## TASKS FOR THIS EXERCISE
• A. Please copy everything in the CHIKV passage from "The investigation was" down to "no personal identifiers.".
• B. Using the CHIKV passage, decide whether each statement agrees with it. Answer yes or no for each and quote the deciding words. (i) Age was divided by 10 before the models were fitted. (ii) Participants gave verbal consent to the interview and fingerprick. (iii) The analyses were run in SPSS.

## GIVEN PASSAGE
########################################
Given the re-emergence of CHIKV in Cambodia, it was considered relevant to explore the shape of the relationship of participant age with CHIKV infection. The association of age as a continuous variable with the log odds of CHIKV infection was assessed using fractional polynomials, using a set of defined powers (–2, –1, –0.5, 0.5, 1, 2 and ln(x)) and a maximum of two power terms in the model. Age was first scaled by dividing by 10 before fitting the models. The differences in model deviances were compared to select the best model. Predicted log ORs from each model were transformed into risks through the equation [exp(OR)/(1+exp(OR)], and predicted probability plots were created from the univariate and multivariate models to observe associations of age to CHIKV infection. Probability plots from the multivariate model fixed the other model covariates at their mean values. All analyses were performed using the STATA 11 statistical package (StataCorp, College station, TX, USA).

Ethics statement

The investigation was undertaken as part of an urgent public health investigation of emerging CHIKV in Cambodia, with a National Ethics Committee waiver under the authority of the Ministry of Health. After explaining the investigation in Khmer, participants were asked for written informed consent to undergo an interview and a fingerprick for blood sampling. Participants received advice on how to reduce their risk of CHIKV infection and received their laboratory results at a later visit. All data collected were anonymised, with no personal identifiers.
########################################
## DATA EXTRACTS
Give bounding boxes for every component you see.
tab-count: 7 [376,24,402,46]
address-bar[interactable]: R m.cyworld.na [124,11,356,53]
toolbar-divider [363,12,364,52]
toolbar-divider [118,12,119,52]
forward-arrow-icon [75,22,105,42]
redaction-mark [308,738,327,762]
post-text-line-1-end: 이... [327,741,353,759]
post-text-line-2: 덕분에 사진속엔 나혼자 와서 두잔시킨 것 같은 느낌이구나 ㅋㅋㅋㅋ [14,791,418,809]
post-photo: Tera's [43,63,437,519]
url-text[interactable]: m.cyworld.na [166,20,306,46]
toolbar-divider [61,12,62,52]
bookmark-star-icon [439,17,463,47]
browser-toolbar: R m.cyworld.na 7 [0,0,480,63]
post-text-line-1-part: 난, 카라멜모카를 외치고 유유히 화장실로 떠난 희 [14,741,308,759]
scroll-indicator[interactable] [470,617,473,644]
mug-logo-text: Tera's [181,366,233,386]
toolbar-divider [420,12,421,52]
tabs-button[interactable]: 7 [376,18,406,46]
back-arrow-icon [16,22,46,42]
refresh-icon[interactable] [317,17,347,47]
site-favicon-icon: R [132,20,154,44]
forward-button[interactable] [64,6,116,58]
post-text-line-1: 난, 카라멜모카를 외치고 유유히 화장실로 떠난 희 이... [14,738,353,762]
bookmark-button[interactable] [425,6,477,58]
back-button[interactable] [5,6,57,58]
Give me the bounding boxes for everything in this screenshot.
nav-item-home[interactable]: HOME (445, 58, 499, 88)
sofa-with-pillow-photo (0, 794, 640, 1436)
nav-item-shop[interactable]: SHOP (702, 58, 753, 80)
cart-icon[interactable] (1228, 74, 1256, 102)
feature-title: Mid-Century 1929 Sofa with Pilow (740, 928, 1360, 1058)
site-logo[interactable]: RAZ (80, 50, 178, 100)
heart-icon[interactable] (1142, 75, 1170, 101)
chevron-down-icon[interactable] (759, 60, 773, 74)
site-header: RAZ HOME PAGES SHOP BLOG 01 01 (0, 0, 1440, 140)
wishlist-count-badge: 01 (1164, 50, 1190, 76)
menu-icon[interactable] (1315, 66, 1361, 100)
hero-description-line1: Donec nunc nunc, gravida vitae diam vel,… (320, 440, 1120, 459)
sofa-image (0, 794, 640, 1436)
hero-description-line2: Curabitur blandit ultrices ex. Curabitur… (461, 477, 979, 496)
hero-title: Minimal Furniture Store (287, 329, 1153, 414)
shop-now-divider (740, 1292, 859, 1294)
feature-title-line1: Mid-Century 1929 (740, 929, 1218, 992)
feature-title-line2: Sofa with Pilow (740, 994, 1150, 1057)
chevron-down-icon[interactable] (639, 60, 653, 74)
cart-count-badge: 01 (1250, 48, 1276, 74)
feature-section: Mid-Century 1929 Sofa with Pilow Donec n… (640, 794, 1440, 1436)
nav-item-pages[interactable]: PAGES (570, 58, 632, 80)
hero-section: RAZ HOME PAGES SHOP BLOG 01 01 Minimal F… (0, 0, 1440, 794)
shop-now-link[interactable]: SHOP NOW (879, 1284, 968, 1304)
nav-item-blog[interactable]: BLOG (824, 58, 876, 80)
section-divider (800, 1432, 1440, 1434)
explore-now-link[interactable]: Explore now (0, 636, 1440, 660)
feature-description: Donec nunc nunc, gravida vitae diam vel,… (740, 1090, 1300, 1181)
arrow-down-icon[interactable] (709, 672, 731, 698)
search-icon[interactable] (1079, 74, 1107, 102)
########################################
## RESPONSES BY ITEM NUMBER
• A.
The investigation was undertaken as part of an urgent public health investigation of emerging CHIKV in Cambodia, with a National Ethics Committee waiver under the authority of the Ministry of Health. After explaining the investigation in Khmer, participants were asked for written informed consent to undergo an interview and a fingerprick for blood sampling. Participants received advice on how to reduce their risk of CHIKV infection and received their laboratory results at a later visit. All data collected were anonymised, with no personal identifiers.

• B.
(i) Yes: "Age was first scaled by dividing by 10 before fitting the models."
(ii) No: "participants were asked for written informed consent to undergo an interview and a fingerprick for blood sampling."
(iii) No: "All analyses were performed using the STATA 11 statistical package"